◆ **Set of tasks**
1. Name every kind of underlying dysfunction that, according to the passage on ejaculatory and sleep-linked disorders, a complaint of delayed ejaculation may mask.
2. Write the next part of the passage on ejaculatory and sleep-linked disorders, picking up right after its last sentence.
Source document section start
Delayed ejaculation (DE)

The challenge with DE lies in its multifactorial etiology and poor standardization. The special issue includes an up-to-date exploration of DE and reinforces that what often seems like a benign complaint may mask underlying psychosexual, endocrine, or neurological dysfunctions [11]. One study reveals a significant increase in the prevalence and incidence of DE from 2013 to 2019, yet pharmacological treatment rates remain low despite growing clinical need [12]. Additionally, a recent analysis found that most publicly accessible YouTube content on DE is of low educational quality, highlighting a gap in reliable online patient information and the need for academic engagement in public education [13]. DE deserves the same structured work-up as premature ejaculation or erectile dysfunction.

Sleep-linked dysfunctions: disorders that wake men up

Sleep-related painful erections (SRPEs)

These REM-associated painful events disrupt sleep and mimic priapism without causing structural damage [14]. Findings in this issue suggest a pelvic floor etiology in some cases and potential autonomic dysregulation in others [14]. Baclofen and PDE5 inhibitors have shown promise, but awareness remains low. Urologists should ask about nocturnal symptoms more often [15].
Source document section end
Dataset extract section start
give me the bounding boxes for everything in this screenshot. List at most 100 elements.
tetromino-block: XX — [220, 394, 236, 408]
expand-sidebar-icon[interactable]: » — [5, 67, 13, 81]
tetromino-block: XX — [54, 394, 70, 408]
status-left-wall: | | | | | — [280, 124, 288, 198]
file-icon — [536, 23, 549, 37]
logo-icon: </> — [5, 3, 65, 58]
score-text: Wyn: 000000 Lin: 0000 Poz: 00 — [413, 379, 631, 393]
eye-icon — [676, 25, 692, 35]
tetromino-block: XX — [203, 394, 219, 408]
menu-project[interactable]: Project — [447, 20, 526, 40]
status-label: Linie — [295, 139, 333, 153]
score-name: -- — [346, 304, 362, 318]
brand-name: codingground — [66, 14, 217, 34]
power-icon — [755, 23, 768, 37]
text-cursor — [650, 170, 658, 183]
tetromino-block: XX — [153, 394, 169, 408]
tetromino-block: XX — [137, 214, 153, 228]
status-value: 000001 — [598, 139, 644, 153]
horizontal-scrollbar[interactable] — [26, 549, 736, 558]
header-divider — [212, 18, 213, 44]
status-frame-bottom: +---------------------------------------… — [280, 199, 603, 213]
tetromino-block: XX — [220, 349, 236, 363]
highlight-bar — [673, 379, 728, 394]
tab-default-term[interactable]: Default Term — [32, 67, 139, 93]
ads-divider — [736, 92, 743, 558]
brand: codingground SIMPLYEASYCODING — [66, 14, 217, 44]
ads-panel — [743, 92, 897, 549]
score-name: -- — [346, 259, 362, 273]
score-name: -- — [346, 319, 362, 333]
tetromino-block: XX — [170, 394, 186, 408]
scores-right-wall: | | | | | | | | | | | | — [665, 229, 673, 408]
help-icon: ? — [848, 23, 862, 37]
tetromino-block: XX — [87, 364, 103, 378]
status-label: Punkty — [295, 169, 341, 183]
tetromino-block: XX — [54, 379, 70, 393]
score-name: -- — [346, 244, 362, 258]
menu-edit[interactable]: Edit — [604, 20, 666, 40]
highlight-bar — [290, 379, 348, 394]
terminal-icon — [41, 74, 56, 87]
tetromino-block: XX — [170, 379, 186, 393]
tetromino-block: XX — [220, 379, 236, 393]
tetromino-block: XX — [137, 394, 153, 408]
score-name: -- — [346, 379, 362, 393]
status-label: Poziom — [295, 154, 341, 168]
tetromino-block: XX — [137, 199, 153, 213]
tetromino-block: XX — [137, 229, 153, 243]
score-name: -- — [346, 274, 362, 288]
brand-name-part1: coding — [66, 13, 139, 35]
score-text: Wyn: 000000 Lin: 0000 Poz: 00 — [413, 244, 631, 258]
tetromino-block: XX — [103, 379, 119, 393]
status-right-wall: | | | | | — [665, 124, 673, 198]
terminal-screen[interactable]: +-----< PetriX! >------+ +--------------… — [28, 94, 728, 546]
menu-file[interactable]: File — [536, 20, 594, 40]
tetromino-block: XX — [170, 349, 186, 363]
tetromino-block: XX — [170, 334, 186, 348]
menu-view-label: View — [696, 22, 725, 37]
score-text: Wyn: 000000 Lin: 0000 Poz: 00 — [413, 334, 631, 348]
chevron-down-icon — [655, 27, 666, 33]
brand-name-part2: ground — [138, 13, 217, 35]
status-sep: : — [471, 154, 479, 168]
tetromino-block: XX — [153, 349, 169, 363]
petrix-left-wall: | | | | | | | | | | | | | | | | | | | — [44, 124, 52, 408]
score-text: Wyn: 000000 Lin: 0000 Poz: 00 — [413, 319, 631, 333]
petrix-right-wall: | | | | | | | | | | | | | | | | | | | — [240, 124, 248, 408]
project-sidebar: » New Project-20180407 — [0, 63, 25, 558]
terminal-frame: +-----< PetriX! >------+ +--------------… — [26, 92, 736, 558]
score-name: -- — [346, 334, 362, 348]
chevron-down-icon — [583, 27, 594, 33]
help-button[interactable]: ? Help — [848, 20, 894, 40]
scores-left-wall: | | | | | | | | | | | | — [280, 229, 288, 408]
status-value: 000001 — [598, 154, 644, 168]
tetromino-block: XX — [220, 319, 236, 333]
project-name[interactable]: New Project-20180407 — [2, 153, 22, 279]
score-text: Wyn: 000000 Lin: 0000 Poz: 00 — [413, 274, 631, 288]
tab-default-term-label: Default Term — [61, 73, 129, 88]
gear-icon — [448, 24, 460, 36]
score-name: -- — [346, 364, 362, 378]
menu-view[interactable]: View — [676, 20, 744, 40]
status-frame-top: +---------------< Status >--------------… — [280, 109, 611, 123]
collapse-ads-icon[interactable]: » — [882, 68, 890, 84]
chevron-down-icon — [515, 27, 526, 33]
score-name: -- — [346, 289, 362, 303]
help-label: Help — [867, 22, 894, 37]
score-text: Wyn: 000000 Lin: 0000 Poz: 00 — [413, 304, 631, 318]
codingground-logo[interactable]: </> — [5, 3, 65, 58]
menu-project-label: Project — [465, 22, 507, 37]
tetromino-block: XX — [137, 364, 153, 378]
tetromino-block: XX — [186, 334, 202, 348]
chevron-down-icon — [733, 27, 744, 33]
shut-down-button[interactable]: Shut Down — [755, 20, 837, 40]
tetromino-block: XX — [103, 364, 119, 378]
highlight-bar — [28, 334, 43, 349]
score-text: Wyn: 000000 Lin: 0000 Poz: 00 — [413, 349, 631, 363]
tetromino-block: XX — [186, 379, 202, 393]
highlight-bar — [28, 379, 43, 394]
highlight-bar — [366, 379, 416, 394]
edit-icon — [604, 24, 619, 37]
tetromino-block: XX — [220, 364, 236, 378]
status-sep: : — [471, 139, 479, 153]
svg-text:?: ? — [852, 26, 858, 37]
Dataset extract section end
◆ **Results**
1. Psychosexual, endocrine, and neurological dysfunctions.

2.
Vascular dysregulation and sexual emergencies

Although typically viewed as an acute urological emergency, priapism—particularly stuttering or recurrent forms—can evolve into a chronic and psychologically distressing disorder. Real-world data from a large cross-sectional analysis show that 4% of men receiving intracavernosal injections (ICI) develop priapism, most within three days, with risk factors including younger age, psychiatric comorbidities, and sickle cell disease [16]. In pediatric populations, up to 95% of cases are ischemic, often related to Sickle Cell Disease (SCD), and delayed treatment may result in irreversible erectile damage [17]. Despite its frequency and recurrence (up to 35% over five years), long-term management remains underutilized, and penile prosthesis implantation is rare. These findings underscore the importance of age-appropriate classification, risk stratification, and timely intervention to prevent corporal fibrosis and preserve erectile function. Priapism is not just an acute episode—it can be a gateway to lifelong sexual health challenges.

Others of unclear or mixed origin

Hard flaccid syndrome (HFS)

Among conditions with no clear structural abnormality but significant functional impact, Hard Flaccid Syndrome (HFS) has recently drawn considerable attention. First brought to the literature by our own group in 2019 [18], HFS is now recognized globally as a distinct syndrome characterized by a semi-rigid penis in the flaccid state, sensory changes, and pelvic pain [19,20,21]. Studies included in this issue validate the neuromuscular and vascular basis of the syndrome [22]. Treatment remains multidisciplinary: pelvic floor therapy, psychological support, and in select cases, pharmacologic agents such as PDE5 inhibitors [23, 24].

MNGIE syndrome and anejaculation

This mitochondrial disorder, typically presenting with gastrointestinal and neurological features, has now been linked to sexual dysfunction in male patients [25]. Although rare, its inclusion here illustrates how systemic diseases can manifest with subtle yet meaningful sexual consequences such as anejaculation, which are often overlooked.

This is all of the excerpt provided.